### WHAT YOU SHOULD DO
Check each line of the records below for the word "Subiectul" and copy those where it appears.

======== GIVEN RECORDS ========

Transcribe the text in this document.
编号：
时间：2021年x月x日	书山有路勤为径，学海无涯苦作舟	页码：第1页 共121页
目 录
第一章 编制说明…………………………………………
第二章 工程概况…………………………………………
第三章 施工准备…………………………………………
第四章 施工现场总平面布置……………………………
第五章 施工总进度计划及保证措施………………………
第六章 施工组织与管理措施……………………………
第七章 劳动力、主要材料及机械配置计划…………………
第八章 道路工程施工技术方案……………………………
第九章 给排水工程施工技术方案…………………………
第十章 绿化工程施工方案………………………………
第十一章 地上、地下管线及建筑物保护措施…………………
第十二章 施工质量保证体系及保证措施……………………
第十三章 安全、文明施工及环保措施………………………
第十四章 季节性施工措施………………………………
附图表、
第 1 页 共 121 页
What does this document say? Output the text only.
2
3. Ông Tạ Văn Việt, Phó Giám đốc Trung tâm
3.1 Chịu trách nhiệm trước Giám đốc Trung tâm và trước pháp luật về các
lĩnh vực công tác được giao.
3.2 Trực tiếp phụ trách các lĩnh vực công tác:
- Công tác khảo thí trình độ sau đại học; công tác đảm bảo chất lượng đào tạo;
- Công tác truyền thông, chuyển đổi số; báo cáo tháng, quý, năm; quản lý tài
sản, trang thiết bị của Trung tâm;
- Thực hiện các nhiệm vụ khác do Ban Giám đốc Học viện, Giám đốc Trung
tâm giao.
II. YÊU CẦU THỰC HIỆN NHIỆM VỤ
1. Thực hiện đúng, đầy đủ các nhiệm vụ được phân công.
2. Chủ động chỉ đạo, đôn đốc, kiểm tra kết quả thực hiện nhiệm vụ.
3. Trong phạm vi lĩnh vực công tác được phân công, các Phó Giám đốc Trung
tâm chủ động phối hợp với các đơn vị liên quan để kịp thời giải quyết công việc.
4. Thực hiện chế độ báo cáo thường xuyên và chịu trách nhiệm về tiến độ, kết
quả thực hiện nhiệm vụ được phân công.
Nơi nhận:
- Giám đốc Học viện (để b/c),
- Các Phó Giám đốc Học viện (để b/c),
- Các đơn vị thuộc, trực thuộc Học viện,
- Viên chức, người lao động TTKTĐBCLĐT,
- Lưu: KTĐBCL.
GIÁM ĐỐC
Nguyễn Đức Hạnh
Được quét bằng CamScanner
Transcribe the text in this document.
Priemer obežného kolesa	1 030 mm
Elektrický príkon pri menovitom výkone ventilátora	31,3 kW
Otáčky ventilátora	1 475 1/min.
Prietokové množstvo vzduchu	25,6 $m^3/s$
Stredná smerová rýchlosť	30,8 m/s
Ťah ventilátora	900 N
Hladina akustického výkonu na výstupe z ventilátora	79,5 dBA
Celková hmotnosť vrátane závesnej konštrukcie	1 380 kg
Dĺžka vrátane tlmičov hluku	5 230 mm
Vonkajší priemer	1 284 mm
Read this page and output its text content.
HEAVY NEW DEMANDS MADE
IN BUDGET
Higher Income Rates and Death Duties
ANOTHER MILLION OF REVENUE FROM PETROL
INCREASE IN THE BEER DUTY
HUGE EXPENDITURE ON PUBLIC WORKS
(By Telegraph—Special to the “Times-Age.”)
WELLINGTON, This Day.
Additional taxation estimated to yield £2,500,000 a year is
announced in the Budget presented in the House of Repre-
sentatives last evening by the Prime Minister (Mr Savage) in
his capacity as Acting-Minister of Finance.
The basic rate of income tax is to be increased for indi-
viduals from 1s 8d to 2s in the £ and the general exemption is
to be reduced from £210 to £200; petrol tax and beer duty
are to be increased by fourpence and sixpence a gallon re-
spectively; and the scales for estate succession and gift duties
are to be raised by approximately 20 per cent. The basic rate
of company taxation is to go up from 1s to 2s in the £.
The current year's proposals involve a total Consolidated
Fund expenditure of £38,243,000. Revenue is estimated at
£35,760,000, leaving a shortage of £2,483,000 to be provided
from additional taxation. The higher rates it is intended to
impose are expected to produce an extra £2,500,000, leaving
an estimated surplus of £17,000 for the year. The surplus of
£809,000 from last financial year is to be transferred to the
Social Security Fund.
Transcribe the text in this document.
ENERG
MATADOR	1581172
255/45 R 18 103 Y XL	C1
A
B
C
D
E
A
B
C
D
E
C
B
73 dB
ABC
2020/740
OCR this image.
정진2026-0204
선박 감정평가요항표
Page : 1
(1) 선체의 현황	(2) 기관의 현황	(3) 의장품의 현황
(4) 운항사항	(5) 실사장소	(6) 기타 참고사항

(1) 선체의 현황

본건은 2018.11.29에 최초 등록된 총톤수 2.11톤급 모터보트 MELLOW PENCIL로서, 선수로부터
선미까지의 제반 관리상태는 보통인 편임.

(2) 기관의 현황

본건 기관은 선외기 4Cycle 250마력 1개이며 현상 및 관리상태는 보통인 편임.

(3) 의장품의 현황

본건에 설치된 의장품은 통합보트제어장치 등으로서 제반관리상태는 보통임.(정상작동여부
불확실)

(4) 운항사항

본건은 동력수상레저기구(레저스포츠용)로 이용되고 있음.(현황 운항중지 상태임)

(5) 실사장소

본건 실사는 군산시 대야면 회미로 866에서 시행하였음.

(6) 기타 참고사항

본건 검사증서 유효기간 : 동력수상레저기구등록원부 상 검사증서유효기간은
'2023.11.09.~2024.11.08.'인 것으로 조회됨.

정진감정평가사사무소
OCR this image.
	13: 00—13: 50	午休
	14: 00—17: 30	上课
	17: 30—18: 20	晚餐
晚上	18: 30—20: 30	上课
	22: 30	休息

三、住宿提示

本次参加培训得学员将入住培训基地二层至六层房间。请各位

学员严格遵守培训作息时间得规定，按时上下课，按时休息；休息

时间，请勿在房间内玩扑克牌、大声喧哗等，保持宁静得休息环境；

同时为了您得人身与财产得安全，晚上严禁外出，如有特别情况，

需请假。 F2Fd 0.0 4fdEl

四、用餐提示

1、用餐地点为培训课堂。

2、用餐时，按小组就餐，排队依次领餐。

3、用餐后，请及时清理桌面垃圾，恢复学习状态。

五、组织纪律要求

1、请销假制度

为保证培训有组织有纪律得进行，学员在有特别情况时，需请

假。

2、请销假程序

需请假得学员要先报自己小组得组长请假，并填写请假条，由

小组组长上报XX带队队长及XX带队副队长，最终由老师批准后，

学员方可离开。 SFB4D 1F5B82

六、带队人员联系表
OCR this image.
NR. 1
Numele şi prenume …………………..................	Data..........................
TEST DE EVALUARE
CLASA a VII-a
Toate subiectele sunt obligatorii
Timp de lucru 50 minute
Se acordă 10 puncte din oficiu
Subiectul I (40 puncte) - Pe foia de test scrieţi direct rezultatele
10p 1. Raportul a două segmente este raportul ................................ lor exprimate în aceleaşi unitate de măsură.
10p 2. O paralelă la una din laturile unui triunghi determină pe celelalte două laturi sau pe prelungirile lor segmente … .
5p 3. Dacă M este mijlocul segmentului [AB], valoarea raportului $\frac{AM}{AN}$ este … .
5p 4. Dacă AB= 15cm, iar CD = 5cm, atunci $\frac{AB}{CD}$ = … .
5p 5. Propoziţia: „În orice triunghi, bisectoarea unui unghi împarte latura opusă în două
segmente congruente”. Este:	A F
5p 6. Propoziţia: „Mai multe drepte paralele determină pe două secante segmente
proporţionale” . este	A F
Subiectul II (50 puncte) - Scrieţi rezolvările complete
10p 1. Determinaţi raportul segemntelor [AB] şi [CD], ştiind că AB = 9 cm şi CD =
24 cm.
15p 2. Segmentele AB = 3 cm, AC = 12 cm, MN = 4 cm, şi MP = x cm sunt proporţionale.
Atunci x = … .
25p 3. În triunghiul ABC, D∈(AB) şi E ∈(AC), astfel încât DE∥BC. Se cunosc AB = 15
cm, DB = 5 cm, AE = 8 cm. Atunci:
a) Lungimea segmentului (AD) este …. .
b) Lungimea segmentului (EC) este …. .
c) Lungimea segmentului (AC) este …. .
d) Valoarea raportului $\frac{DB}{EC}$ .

========

### RESPONSE BELOW
Subiectul I (40 puncte) - Pe foia de test scrieţi direct rezultatele
Subiectul II (50 puncte) - Scrieţi rezolvările complete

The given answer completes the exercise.